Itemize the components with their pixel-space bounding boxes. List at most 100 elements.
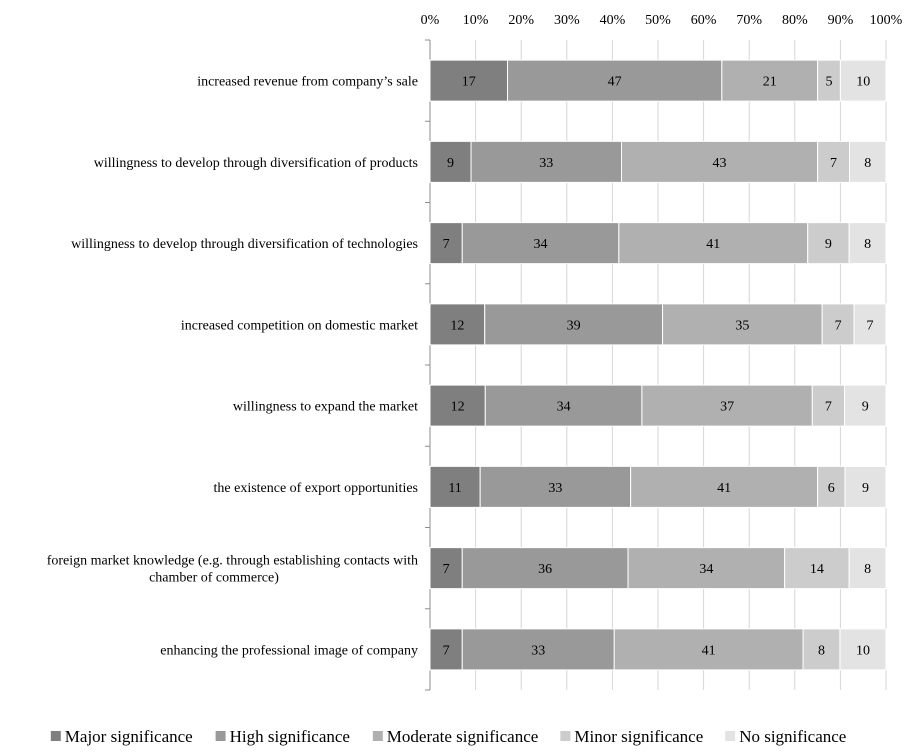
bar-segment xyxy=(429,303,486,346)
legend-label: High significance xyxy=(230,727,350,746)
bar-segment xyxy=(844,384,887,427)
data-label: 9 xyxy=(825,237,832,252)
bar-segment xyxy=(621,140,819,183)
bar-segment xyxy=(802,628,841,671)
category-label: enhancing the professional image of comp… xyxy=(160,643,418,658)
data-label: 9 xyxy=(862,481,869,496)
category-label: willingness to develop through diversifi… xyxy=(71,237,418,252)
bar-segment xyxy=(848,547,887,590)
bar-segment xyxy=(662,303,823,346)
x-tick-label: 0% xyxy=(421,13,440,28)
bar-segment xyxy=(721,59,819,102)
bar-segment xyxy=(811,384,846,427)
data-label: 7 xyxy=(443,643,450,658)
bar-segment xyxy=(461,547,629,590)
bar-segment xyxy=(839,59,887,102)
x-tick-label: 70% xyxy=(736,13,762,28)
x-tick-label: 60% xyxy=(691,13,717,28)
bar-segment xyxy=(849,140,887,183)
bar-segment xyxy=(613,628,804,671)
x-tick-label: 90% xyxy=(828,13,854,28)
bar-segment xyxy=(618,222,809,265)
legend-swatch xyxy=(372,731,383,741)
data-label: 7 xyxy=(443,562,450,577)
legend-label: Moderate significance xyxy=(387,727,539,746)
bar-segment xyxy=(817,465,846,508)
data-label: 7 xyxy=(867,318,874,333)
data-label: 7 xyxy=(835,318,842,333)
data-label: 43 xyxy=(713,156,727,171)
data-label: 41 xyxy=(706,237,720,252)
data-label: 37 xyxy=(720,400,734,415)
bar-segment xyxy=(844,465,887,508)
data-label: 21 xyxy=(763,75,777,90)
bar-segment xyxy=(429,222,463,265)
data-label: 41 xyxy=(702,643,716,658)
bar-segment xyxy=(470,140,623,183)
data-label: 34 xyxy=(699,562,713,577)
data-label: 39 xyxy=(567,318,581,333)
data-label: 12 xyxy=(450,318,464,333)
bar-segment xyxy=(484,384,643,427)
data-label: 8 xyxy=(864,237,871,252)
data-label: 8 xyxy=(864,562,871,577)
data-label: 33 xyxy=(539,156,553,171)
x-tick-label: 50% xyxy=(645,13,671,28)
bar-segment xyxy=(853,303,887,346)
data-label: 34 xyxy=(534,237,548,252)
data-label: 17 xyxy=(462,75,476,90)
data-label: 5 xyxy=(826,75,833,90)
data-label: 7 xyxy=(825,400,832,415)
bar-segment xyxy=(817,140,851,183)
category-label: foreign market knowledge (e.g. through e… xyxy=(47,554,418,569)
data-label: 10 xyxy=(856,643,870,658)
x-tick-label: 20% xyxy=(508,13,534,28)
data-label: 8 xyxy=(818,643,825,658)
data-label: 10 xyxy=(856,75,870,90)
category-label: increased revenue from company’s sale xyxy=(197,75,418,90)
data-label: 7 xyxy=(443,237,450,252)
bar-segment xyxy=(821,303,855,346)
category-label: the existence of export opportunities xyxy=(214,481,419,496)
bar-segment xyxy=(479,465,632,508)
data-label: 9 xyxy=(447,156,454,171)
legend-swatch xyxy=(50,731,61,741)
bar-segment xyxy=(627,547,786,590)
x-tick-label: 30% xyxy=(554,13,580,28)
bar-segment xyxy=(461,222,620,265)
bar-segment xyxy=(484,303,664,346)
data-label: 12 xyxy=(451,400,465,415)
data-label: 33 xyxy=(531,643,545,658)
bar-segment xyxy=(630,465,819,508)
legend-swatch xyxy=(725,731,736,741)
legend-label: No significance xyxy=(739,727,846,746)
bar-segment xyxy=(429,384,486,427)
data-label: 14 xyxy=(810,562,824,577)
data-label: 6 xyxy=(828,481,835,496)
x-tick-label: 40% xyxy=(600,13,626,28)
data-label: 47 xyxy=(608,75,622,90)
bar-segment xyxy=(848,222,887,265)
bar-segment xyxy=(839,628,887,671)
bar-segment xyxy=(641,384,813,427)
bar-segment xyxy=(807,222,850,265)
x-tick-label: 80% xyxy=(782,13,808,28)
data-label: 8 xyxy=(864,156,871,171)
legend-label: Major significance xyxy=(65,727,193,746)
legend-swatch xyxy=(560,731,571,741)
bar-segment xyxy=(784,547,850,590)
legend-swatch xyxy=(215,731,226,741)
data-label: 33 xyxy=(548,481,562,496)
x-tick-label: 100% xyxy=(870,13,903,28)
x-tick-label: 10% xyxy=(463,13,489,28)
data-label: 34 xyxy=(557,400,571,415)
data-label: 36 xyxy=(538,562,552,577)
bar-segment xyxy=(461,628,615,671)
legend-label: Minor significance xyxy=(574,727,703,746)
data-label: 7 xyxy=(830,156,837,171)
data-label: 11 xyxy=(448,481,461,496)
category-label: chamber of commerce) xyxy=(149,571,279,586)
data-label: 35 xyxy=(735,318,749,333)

* * *

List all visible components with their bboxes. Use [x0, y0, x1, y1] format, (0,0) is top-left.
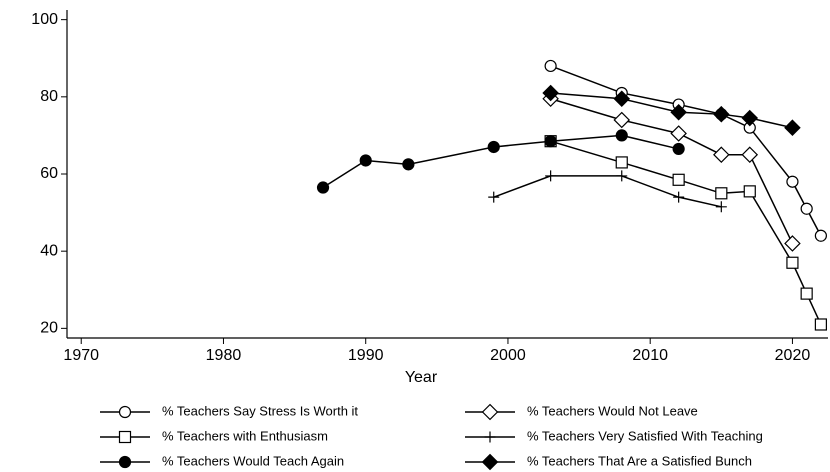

* * *

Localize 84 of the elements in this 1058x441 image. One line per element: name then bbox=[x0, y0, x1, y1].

GIVEN INSTRUCTION: Can you extract everything from the line containing "Itemize the components" down to the line containing "data-label: 9 xyxy=(862,481,869,496)", with both of those lines included, reproducing each row word for word and leaving the pictures out?

WORKED SOLUTION:
Itemize the components with their pixel-space bounding boxes. List at most 100 elements.
bar-segment xyxy=(429,303,486,346)
legend-label: High significance xyxy=(230,727,350,746)
bar-segment xyxy=(844,384,887,427)
data-label: 9 xyxy=(825,237,832,252)
bar-segment xyxy=(621,140,819,183)
bar-segment xyxy=(802,628,841,671)
category-label: enhancing the professional image of comp… xyxy=(160,643,418,658)
data-label: 9 xyxy=(862,481,869,496)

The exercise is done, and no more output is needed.